→ Material provided:
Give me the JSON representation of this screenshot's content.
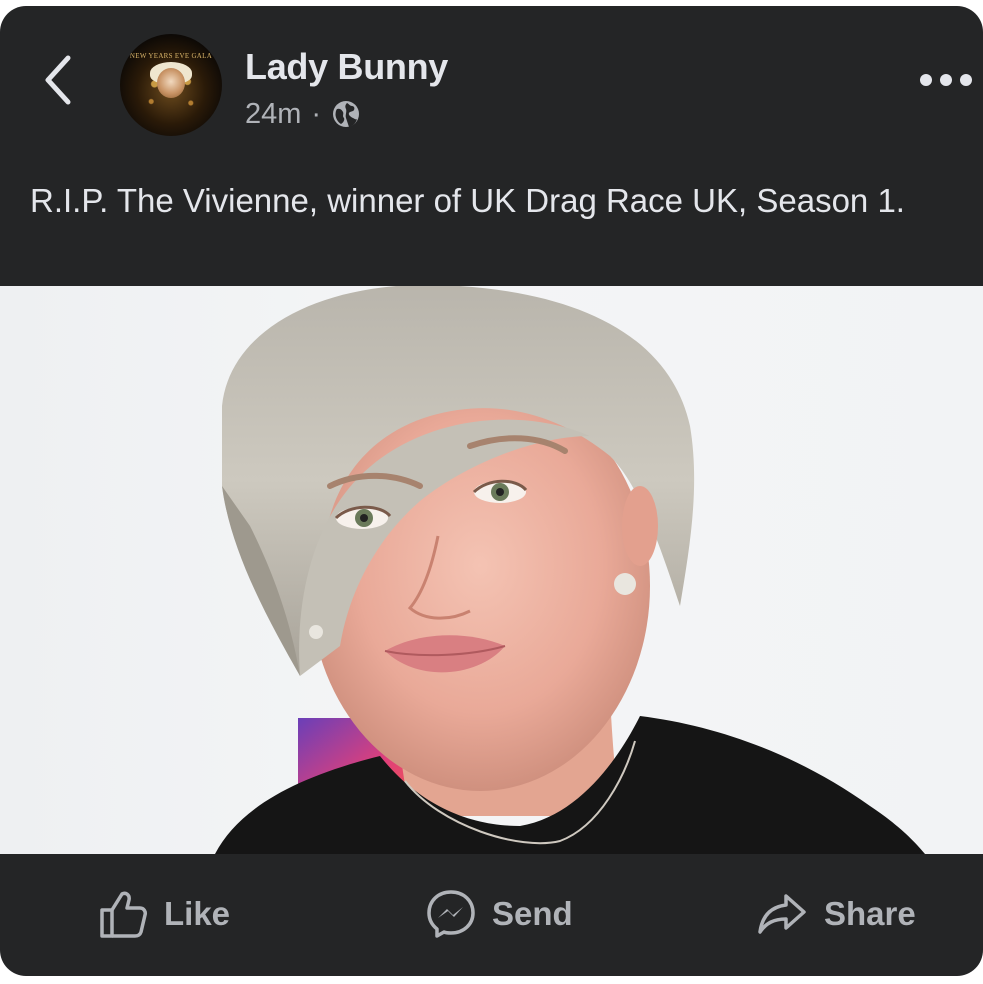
{
  "post": {
    "author": "Lady Bunny",
    "time": "24m",
    "separator": "·",
    "visibility_icon": "globe-icon",
    "text": "R.I.P. The Vivienne, winner of UK Drag Race UK, Season 1.",
    "avatar": {
      "title": "NEW YEARS EVE GALA",
      "subtitle": "",
      "logo_lettering": "NEW YEARS EVE GALA"
    }
  },
  "actions": {
    "like": "Like",
    "send": "Send",
    "share": "Share"
  },
  "icons": {
    "back": "chevron-left-icon",
    "more": "more-horizontal-icon",
    "like": "thumbs-up-icon",
    "send": "messenger-icon",
    "share": "share-arrow-icon"
  },
  "colors": {
    "card_background": "#242526",
    "primary_text": "#e4e6eb",
    "secondary_text": "#b0b3b8",
    "page_background": "#ffffff"
  }
}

→ Task instructions:
The listing above must be printed again exactly, minus its pictures.

→ Solution for this problem:
Give me the JSON representation of this screenshot's content.
{
  "post": {
    "author": "Lady Bunny",
    "time": "24m",
    "separator": "·",
    "visibility_icon": "globe-icon",
    "text": "R.I.P. The Vivienne, winner of UK Drag Race UK, Season 1.",
    "avatar": {
      "title": "NEW YEARS EVE GALA",
      "subtitle": "",
      "logo_lettering": "NEW YEARS EVE GALA"
    }
  },
  "actions": {
    "like": "Like",
    "send": "Send",
    "share": "Share"
  },
  "icons": {
    "back": "chevron-left-icon",
    "more": "more-horizontal-icon",
    "like": "thumbs-up-icon",
    "send": "messenger-icon",
    "share": "share-arrow-icon"
  },
  "colors": {
    "card_background": "#242526",
    "primary_text": "#e4e6eb",
    "secondary_text": "#b0b3b8",
    "page_background": "#ffffff"
  }
}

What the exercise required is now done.